··· Dataset records ···

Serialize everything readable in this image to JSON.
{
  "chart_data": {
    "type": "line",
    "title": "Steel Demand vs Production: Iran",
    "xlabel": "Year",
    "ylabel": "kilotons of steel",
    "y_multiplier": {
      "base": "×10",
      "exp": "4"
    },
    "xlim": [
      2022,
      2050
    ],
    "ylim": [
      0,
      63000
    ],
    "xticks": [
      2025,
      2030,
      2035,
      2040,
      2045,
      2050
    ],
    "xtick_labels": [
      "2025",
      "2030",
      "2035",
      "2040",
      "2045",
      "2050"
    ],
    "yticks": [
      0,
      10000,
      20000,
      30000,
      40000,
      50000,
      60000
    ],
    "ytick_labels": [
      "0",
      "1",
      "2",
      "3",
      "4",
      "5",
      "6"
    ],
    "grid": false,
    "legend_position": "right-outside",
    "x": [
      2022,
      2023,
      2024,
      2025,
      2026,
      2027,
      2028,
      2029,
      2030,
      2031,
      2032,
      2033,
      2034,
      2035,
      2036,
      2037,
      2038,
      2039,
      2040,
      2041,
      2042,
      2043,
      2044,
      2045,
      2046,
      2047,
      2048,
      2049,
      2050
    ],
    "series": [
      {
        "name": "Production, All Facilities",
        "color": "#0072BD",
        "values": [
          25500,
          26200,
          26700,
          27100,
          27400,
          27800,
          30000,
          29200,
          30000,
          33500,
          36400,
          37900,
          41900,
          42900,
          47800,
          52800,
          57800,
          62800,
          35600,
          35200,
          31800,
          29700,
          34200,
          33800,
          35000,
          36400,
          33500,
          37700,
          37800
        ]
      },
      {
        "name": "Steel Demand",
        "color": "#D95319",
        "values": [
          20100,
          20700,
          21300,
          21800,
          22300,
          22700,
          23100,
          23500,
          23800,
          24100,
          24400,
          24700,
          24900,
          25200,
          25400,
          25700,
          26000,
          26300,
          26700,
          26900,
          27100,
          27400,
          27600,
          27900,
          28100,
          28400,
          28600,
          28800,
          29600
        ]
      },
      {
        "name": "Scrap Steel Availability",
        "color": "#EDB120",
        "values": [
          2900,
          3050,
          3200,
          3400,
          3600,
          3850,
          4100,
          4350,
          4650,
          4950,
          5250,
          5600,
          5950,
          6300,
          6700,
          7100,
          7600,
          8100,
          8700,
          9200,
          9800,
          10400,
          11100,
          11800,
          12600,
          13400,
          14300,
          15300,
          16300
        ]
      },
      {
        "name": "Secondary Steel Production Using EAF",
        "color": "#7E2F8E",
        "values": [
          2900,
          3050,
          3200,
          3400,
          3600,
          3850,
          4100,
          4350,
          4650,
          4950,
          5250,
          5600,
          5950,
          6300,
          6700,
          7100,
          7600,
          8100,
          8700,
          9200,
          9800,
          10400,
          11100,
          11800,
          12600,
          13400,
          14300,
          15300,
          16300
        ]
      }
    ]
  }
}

···
··· Dataset records ···

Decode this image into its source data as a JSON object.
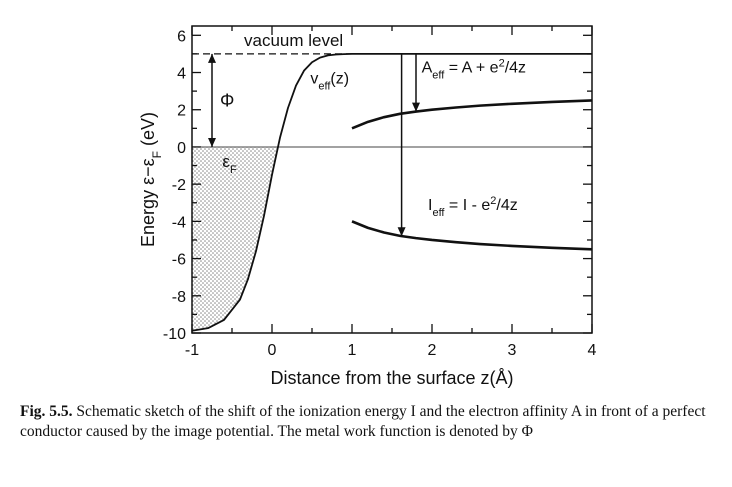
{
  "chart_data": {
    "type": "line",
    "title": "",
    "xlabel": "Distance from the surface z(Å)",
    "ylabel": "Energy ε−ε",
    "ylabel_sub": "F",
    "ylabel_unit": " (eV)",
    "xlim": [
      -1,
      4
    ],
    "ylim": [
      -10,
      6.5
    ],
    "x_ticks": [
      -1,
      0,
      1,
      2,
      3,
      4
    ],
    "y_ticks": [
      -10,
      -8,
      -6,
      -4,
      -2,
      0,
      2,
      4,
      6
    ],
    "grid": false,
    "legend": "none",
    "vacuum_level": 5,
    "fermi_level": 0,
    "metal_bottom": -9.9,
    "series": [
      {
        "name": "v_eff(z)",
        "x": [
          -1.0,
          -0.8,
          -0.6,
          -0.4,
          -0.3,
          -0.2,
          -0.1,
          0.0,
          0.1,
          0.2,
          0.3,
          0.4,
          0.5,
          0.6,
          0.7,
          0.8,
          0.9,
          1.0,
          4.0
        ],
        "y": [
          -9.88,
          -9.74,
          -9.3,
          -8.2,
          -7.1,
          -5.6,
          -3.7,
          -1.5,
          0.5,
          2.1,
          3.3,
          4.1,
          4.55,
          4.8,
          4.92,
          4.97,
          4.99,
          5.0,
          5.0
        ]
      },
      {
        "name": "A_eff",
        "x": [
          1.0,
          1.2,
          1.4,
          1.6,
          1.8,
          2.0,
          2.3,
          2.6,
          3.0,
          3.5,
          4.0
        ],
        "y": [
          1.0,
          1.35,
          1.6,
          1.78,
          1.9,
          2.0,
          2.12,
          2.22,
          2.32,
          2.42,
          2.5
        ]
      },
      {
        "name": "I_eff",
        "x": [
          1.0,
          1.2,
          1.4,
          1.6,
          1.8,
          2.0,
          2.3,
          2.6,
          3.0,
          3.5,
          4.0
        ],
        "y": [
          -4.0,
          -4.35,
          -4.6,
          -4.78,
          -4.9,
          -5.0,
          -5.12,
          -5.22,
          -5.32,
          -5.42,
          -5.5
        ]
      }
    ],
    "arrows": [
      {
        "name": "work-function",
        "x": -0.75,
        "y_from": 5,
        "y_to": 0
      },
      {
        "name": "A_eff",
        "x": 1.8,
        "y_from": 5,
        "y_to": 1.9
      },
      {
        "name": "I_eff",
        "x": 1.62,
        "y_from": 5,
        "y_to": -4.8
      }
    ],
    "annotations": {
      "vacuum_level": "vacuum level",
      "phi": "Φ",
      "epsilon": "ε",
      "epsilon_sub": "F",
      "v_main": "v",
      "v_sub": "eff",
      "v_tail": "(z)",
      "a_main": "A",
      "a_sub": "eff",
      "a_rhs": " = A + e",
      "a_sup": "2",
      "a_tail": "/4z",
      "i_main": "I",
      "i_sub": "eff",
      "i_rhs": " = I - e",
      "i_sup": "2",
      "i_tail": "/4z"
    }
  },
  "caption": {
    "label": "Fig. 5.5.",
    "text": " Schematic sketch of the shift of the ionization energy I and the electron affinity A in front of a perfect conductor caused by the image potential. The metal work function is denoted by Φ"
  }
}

···

◆ **Objective**: Report how many lines of the listing hold the word "name", with nothing but the number.

◆ **Exercise result**: 10